* [AIM]
Return all lines from the listing below in which the string "PRAN" occurs.
----- RECORDS FOR THIS EXERCISE
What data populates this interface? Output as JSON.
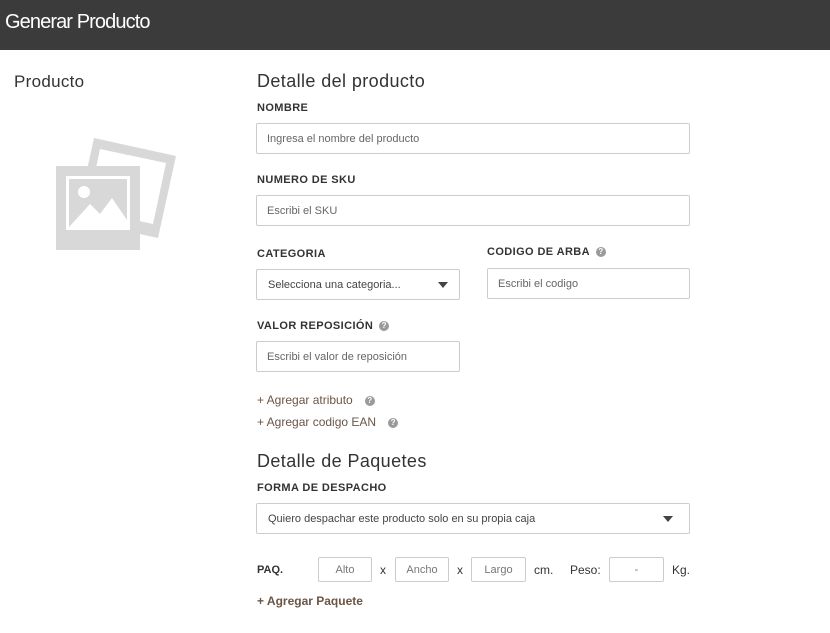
{
  "header": {
    "title": "Generar Producto"
  },
  "sidebar": {
    "title": "Producto"
  },
  "product_detail": {
    "title": "Detalle del producto",
    "nombre": {
      "label": "NOMBRE",
      "placeholder": "Ingresa el nombre del producto",
      "value": ""
    },
    "sku": {
      "label": "NUMERO DE SKU",
      "placeholder": "Escribi el SKU",
      "value": ""
    },
    "categoria": {
      "label": "CATEGORIA",
      "selected": "Selecciona una categoria..."
    },
    "arba": {
      "label": "CODIGO DE ARBA",
      "placeholder": "Escribi el codigo",
      "value": ""
    },
    "reposicion": {
      "label": "VALOR REPOSICIÓN",
      "placeholder": "Escribi el valor de reposición",
      "value": ""
    },
    "add_attribute": "+ Agregar atributo",
    "add_ean": "+ Agregar codigo EAN"
  },
  "package_detail": {
    "title": "Detalle de Paquetes",
    "forma_despacho": {
      "label": "FORMA DE DESPACHO",
      "selected": "Quiero despachar este producto solo en su propia caja"
    },
    "paq_label": "PAQ.",
    "alto_placeholder": "Alto",
    "ancho_placeholder": "Ancho",
    "largo_placeholder": "Largo",
    "sep": "x",
    "cm": "cm.",
    "peso_label": "Peso:",
    "peso_placeholder": "-",
    "kg": "Kg.",
    "add_package": "+ Agregar Paquete"
  },
  "icons": {
    "help": "help-circle-icon",
    "caret": "caret-down-icon",
    "image": "image-placeholder-icon"
  },
  "colors": {
    "header_bg": "#3b3b3b",
    "link": "#6b5545",
    "border": "#cccccc"
  }
}
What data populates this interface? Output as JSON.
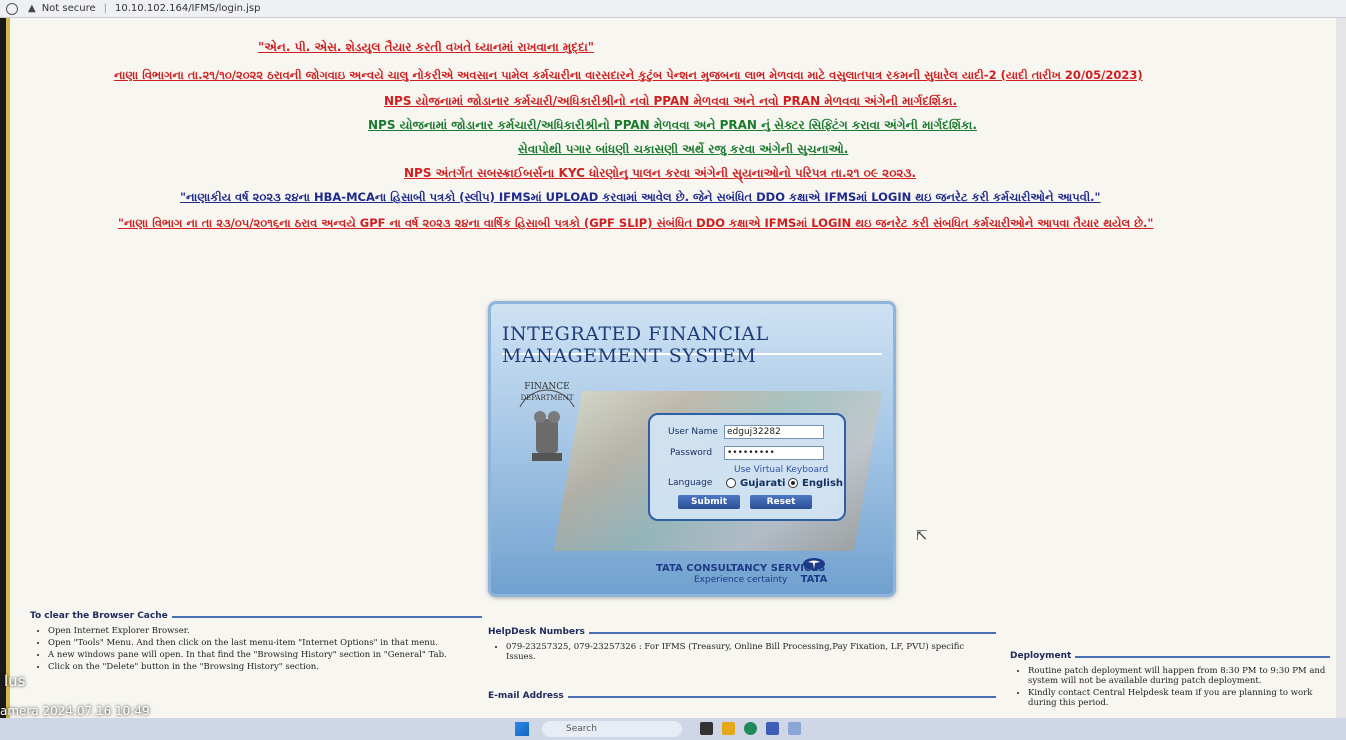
{
  "browser": {
    "security_label": "Not secure",
    "url": "10.10.102.164/IFMS/login.jsp"
  },
  "notices": [
    "\"એન. પી. એસ. શેડયુલ તૈયાર કરતી વખતે ધ્યાનમાં રાખવાના મુદ્દા\"",
    "નાણા વિભાગના તા.૨૧/૧૦/૨૦૨૨ ઠરાવની જોગવાઇ અન્વયે ચાલુ નોકરીએ અવસાન પામેલ કર્મચારીના વારસદારને કુટુંબ પેન્શન મુજબના લાભ મેળવવા માટે વસુલાતપાત્ર રકમની સુધારેલ યાદી-2 (યાદી તારીખ 20/05/2023)",
    "NPS યોજનામાં જોડાનાર કર્મચારી/અધિકારીશ્રીનો નવો PPAN મેળવવા અને નવો PRAN મેળવવા અંગેની માર્ગદર્શિકા.",
    "NPS યોજનામાં જોડાનાર કર્મચારી/અધિકારીશ્રીનો PPAN મેળવવા અને PRAN નું સેક્ટર સિફ્ટિંગ કરાવા અંગેની માર્ગદર્શિકા.",
    "સેવાપોથી પગાર બાંધણી ચકાસણી અર્થે રજુ કરવા અંગેની સુચનાઓ.",
    "NPS અંતર્ગત સબસ્ક્રાઈબર્સના KYC ધોરણોનુ પાલન કરવા અંગેની સુ્યનાઓનો પરિપત્ર તા.૨૧ ૦૯ ૨૦૨૩.",
    "\"નાણાકીય વર્ષ ૨૦૨૩ ૨૪ના HBA-MCAના હિસાબી પત્રકો (સ્લીપ) IFMSમાં UPLOAD કરવામાં આવેલ છે. જેને સબંધિત DDO કક્ષાએ IFMSમાં LOGIN થઇ જનરેટ કરી કર્મચારીઓને આપવી.\"",
    "\"નાણા વિભાગ ના તા ૨૩/૦૫/૨૦૧૬ના ઠરાવ અન્વયે GPF ના વર્ષ ૨૦૨૩ ૨૪ના વાર્ષિક હિસાબી પત્રકો (GPF SLIP) સંબંધિત DDO કક્ષાએ IFMSમાં LOGIN થઇ જનરેટ કરી સંબધિત કર્મચારીઓને આપવા તૈયાર થયેલ છે.\""
  ],
  "ifms": {
    "title": "INTEGRATED FINANCIAL MANAGEMENT SYSTEM",
    "emblem_text": "FINANCE DEPARTMENT",
    "username_label": "User Name",
    "username_value": "edguj32282",
    "password_label": "Password",
    "password_value": "•••••••••",
    "virtual_keyboard": "Use Virtual Keyboard",
    "language_label": "Language",
    "lang_gujarati": "Gujarati",
    "lang_english": "English",
    "submit": "Submit",
    "reset": "Reset",
    "tcs_name": "TATA CONSULTANCY SERVICES",
    "tcs_tagline": "Experience certainty",
    "tata": "TATA"
  },
  "cache_box": {
    "title": "To clear the Browser Cache",
    "items": [
      "Open Internet Explorer Browser.",
      "Open \"Tools\" Menu. And then click on the last menu-item \"Internet Options\" in that menu.",
      "A new windows pane will open. In that find the \"Browsing History\" section in \"General\" Tab.",
      "Click on the \"Delete\" button in the \"Browsing History\" section."
    ]
  },
  "helpdesk_box": {
    "title": "HelpDesk Numbers",
    "items": [
      "079-23257325, 079-23257326 : For IFMS (Treasury, Online Bill Processing,Pay Fixation, LF, PVU) specific Issues."
    ],
    "email_title": "E-mail Address"
  },
  "deploy_box": {
    "title": "Deployment",
    "items": [
      "Routine patch deployment will happen from 8:30 PM to 9:30 PM and system will not be available during patch deployment.",
      "Kindly contact Central Helpdesk team if you are planning to work during this period."
    ]
  },
  "taskbar": {
    "search": "Search"
  },
  "camera_stamp": {
    "brand": "lus",
    "line": "amera  2024.07.16 10:49"
  }
}
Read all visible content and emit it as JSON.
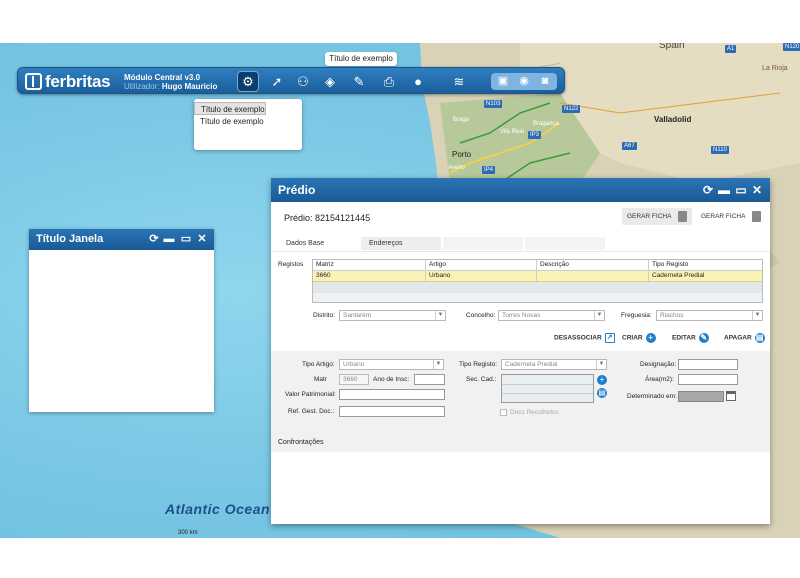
{
  "map": {
    "ocean_label": "Atlantic Ocean",
    "scale_label": "300 km",
    "places": [
      "Spain",
      "Valladolid",
      "Braga",
      "Porto",
      "Aveiro",
      "Vila Real",
      "Bragança",
      "La Rioja"
    ],
    "roads": [
      "A1",
      "N103",
      "N122",
      "IP3",
      "A67",
      "N110",
      "N120",
      "IP4"
    ]
  },
  "toolbar": {
    "brand": "ferbritas",
    "module": "Módulo Central v3.0",
    "user_label": "Utilizador:",
    "user_name": "Hugo Mauricio",
    "tooltip": "Título de exemplo",
    "menu_items": [
      "Título de exemplo",
      "Título de exemplo",
      "Título de exemplo"
    ],
    "icons": [
      "tools-icon",
      "cursor-info-icon",
      "people-icon",
      "layers-stack-icon",
      "satellite-icon",
      "print-icon",
      "globe-icon",
      "layers-icon",
      "screen-icon",
      "world-icon",
      "camera-icon"
    ]
  },
  "small_window": {
    "title": "Título Janela",
    "controls": [
      "refresh",
      "minimize",
      "maximize",
      "close"
    ]
  },
  "predio": {
    "title": "Prédio",
    "subtitle": "Prédio: 82154121445",
    "gerar_ficha_1": "GERAR FICHA",
    "gerar_ficha_2": "GERAR FICHA",
    "tabs": [
      "Dados Base",
      "Endereços",
      "",
      ""
    ],
    "registos_label": "Registos",
    "table": {
      "headers": [
        "Matriz",
        "Artigo",
        "Descrição",
        "Tipo Registo"
      ],
      "rows": [
        [
          "3660",
          "Urbano",
          "",
          "Caderneta Predial"
        ]
      ]
    },
    "distrito_label": "Distrito:",
    "distrito_value": "Santarém",
    "concelho_label": "Concelho:",
    "concelho_value": "Torres Novas",
    "freguesia_label": "Freguesia:",
    "freguesia_value": "Riachos",
    "actions": [
      "DESASSOCIAR",
      "CRIAR",
      "EDITAR",
      "APAGAR"
    ],
    "tipo_artigo_label": "Tipo Artigo:",
    "tipo_artigo_value": "Urbano",
    "matr_label": "Matr",
    "matr_value": "3660",
    "ano_label": "Ano de Insc:",
    "ano_value": "",
    "valor_label": "Valor Patrimonial:",
    "refgest_label": "Ref. Gest. Doc.:",
    "tipo_registo_label": "Tipo Registo:",
    "tipo_registo_value": "Caderneta Predial",
    "seccad_label": "Sec. Cad.:",
    "docs_label": "Docs Recolhidos",
    "designacao_label": "Designação:",
    "area_label": "Área(m2):",
    "determinado_label": "Determinado em:",
    "confrontacoes_label": "Confrontações"
  }
}
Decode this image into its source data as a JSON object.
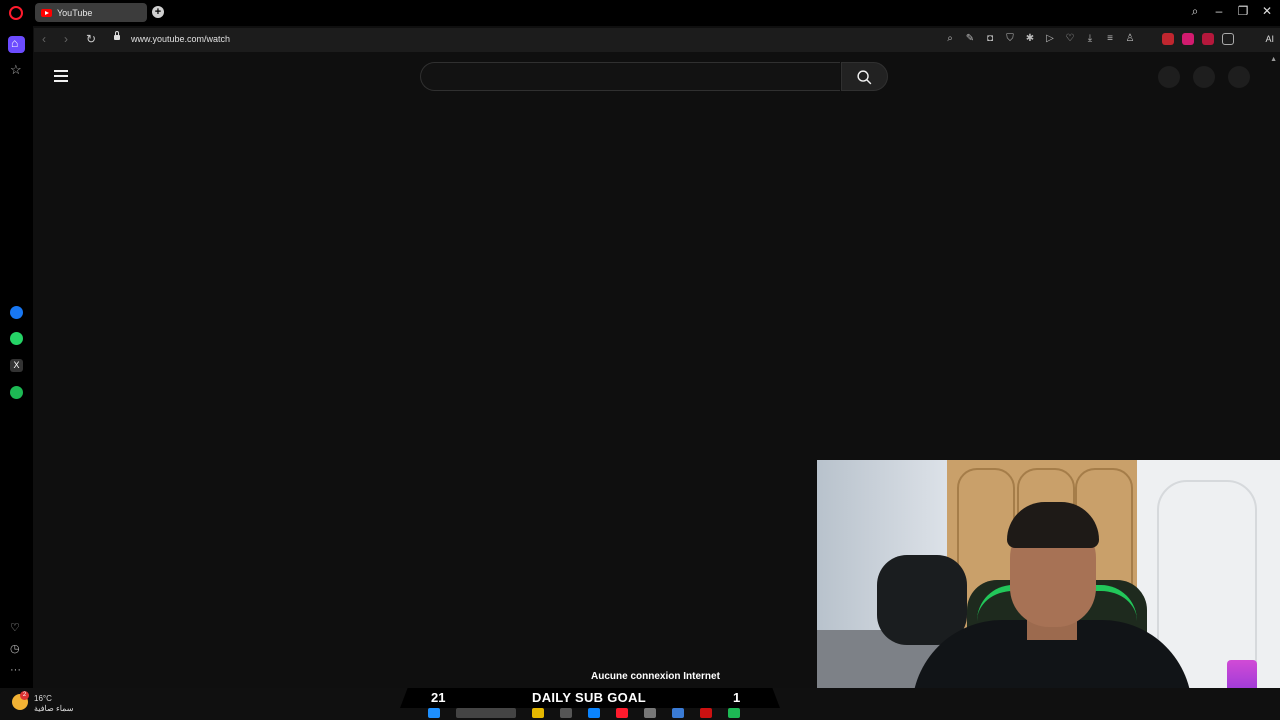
{
  "browser": {
    "tab_title": "YouTube",
    "url": "www.youtube.com/watch",
    "ai_label": "AI"
  },
  "window_controls": [
    "search-icon",
    "minimize-icon",
    "restore-icon",
    "close-icon"
  ],
  "sidebar": {
    "items": [
      "home-icon",
      "star-icon",
      "messenger-icon",
      "whatsapp-icon",
      "x-icon",
      "spotify-icon",
      "heart-icon",
      "history-icon",
      "more-icon"
    ]
  },
  "youtube": {
    "search_placeholder": ""
  },
  "notification": {
    "text": "Aucune connexion Internet"
  },
  "overlay": {
    "goal_current": "21",
    "goal_title": "DAILY SUB GOAL",
    "goal_target": "1"
  },
  "taskbar": {
    "temperature": "16°C",
    "weather_desc": "سماء صافية",
    "weather_badge": "2"
  },
  "colors": {
    "opera_red": "#ff1b2d",
    "accent_purple": "#6c4cff",
    "page_bg": "#0f0f0f"
  }
}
----------
* [REPLY]
    "NPS યોજનામાં જોડાનાર કર્મચારી/અધિકારીશ્રીનો નવો PPAN મેળવવા અને નવો PRAN મેળવવા અંગેની માર્ગદર્શિકા.",
    "NPS યોજનામાં જોડાનાર કર્મચારી/અધિકારીશ્રીનો PPAN મેળવવા અને PRAN નું સેક્ટર સિફ્ટિંગ કરાવા અંગેની માર્ગદર્શિકા.",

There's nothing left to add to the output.